--- START OF Provided material ---

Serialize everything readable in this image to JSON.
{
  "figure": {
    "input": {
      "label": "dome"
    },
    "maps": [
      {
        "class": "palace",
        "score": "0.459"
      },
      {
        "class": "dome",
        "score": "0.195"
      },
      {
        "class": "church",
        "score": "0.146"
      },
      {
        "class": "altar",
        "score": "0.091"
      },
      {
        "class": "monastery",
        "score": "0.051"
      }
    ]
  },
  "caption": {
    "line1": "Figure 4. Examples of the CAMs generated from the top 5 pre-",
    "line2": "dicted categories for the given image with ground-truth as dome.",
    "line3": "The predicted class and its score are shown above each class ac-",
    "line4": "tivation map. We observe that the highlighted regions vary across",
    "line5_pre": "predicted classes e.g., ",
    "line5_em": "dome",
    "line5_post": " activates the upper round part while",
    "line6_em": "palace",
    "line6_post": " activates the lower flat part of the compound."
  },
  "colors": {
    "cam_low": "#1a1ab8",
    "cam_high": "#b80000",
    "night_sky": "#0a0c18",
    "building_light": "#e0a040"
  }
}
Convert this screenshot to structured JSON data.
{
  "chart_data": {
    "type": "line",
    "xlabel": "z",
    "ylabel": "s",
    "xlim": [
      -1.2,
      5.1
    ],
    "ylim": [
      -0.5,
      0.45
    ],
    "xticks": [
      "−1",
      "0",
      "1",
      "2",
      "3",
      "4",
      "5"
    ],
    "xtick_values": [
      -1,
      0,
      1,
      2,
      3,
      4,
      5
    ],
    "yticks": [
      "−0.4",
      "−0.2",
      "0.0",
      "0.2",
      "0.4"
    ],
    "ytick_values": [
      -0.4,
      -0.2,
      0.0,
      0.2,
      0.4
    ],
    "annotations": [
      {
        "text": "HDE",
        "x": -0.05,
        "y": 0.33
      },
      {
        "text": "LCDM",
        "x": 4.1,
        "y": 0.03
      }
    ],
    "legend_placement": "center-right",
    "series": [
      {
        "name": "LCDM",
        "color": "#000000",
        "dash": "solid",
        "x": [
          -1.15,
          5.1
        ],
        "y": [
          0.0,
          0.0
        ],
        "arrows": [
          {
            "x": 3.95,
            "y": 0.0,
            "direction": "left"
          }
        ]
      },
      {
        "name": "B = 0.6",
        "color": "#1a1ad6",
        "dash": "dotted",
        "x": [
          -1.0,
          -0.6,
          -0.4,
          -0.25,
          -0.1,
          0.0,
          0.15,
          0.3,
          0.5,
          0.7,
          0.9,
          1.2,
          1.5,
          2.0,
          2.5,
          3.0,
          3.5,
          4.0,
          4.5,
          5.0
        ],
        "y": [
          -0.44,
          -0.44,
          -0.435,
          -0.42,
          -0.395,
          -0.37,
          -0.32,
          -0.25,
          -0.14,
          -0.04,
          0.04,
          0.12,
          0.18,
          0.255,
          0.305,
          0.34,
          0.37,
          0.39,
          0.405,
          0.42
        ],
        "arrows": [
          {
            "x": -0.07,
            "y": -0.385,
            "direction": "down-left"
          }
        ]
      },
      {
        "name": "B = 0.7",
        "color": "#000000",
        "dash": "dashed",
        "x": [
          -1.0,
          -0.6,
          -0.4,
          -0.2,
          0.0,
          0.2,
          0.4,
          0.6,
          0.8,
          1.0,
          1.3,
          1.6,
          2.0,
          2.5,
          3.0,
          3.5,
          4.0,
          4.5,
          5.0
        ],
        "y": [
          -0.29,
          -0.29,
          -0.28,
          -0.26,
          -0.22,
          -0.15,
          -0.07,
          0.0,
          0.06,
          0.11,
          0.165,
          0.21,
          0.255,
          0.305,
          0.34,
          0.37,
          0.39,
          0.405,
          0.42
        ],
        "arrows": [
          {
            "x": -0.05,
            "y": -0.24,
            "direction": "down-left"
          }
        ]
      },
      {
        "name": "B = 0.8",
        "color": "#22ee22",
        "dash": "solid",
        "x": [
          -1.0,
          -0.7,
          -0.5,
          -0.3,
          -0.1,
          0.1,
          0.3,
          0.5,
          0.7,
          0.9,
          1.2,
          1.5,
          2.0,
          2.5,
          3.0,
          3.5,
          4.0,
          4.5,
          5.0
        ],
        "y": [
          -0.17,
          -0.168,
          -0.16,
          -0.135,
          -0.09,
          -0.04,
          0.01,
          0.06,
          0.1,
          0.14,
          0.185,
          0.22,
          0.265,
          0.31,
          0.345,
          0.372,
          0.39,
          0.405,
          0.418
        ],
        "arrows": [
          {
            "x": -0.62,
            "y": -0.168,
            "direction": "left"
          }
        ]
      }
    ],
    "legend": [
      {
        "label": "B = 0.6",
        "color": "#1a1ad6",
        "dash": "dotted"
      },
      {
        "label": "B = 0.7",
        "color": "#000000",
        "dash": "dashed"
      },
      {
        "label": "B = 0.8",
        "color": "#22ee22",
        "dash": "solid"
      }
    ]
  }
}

--- END OF Provided material ---

## Exercise requirements:
Show each line in the entries that holds the string "part".

## Expected answer:
    "line5_post": " activates the upper round part while",
    "line6_post": " activates the lower flat part of the compound."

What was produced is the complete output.